- [Written request]:
Restate the complete material exactly.

- [Data records]:
---
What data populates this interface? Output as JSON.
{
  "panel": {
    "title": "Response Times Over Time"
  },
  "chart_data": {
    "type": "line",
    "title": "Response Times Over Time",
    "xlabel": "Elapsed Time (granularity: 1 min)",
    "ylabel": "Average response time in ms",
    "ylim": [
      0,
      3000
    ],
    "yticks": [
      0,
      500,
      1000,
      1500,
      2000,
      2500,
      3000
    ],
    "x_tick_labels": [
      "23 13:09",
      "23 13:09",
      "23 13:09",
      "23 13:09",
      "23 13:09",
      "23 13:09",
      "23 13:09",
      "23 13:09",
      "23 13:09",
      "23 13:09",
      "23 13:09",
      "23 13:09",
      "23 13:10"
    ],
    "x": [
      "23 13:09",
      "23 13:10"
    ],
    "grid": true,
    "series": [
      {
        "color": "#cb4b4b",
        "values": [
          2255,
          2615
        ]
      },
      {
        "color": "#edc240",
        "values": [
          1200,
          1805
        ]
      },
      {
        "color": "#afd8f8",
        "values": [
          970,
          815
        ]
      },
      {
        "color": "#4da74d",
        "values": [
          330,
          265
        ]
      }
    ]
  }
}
---
- [Output of the exercise]:
What data populates this interface? Output as JSON.
{
  "panel": {
    "title": "Response Times Over Time"
  },
  "chart_data": {
    "type": "line",
    "title": "Response Times Over Time",
    "xlabel": "Elapsed Time (granularity: 1 min)",
    "ylabel": "Average response time in ms",
    "ylim": [
      0,
      3000
    ],
    "yticks": [
      0,
      500,
      1000,
      1500,
      2000,
      2500,
      3000
    ],
    "x_tick_labels": [
      "23 13:09",
      "23 13:09",
      "23 13:09",
      "23 13:09",
      "23 13:09",
      "23 13:09",
      "23 13:09",
      "23 13:09",
      "23 13:09",
      "23 13:09",
      "23 13:09",
      "23 13:09",
      "23 13:10"
    ],
    "x": [
      "23 13:09",
      "23 13:10"
    ],
    "grid": true,
    "series": [
      {
        "color": "#cb4b4b",
        "values": [
          2255,
          2615
        ]
      },
      {
        "color": "#edc240",
        "values": [
          1200,
          1805
        ]
      },
      {
        "color": "#afd8f8",
        "values": [
          970,
          815
        ]
      },
      {
        "color": "#4da74d",
        "values": [
          330,
          265
        ]
      }
    ]
  }
}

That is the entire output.